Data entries
########################################

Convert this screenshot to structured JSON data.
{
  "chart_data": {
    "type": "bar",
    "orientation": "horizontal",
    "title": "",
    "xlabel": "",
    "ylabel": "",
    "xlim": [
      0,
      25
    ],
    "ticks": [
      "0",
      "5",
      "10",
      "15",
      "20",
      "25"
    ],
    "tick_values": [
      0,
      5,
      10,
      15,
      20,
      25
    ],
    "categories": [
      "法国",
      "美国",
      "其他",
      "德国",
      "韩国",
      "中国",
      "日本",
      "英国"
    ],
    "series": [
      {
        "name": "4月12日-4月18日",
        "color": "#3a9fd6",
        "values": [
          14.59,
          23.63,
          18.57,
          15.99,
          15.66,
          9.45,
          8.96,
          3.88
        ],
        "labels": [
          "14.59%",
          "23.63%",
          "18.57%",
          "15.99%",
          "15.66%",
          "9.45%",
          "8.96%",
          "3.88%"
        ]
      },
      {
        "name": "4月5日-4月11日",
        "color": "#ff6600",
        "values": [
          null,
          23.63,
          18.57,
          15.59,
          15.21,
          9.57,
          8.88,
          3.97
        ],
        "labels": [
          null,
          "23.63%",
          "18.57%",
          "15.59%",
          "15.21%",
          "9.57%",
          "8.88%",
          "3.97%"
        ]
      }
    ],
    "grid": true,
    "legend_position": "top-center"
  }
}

########################################

_Given problem_
Repeat all the entries word for word.

_Worked solution_
Convert this screenshot to structured JSON data.
{
  "chart_data": {
    "type": "bar",
    "orientation": "horizontal",
    "title": "",
    "xlabel": "",
    "ylabel": "",
    "xlim": [
      0,
      25
    ],
    "ticks": [
      "0",
      "5",
      "10",
      "15",
      "20",
      "25"
    ],
    "tick_values": [
      0,
      5,
      10,
      15,
      20,
      25
    ],
    "categories": [
      "法国",
      "美国",
      "其他",
      "德国",
      "韩国",
      "中国",
      "日本",
      "英国"
    ],
    "series": [
      {
        "name": "4月12日-4月18日",
        "color": "#3a9fd6",
        "values": [
          14.59,
          23.63,
          18.57,
          15.99,
          15.66,
          9.45,
          8.96,
          3.88
        ],
        "labels": [
          "14.59%",
          "23.63%",
          "18.57%",
          "15.99%",
          "15.66%",
          "9.45%",
          "8.96%",
          "3.88%"
        ]
      },
      {
        "name": "4月5日-4月11日",
        "color": "#ff6600",
        "values": [
          null,
          23.63,
          18.57,
          15.59,
          15.21,
          9.57,
          8.88,
          3.97
        ],
        "labels": [
          null,
          "23.63%",
          "18.57%",
          "15.59%",
          "15.21%",
          "9.57%",
          "8.88%",
          "3.97%"
        ]
      }
    ],
    "grid": true,
    "legend_position": "top-center"
  }
}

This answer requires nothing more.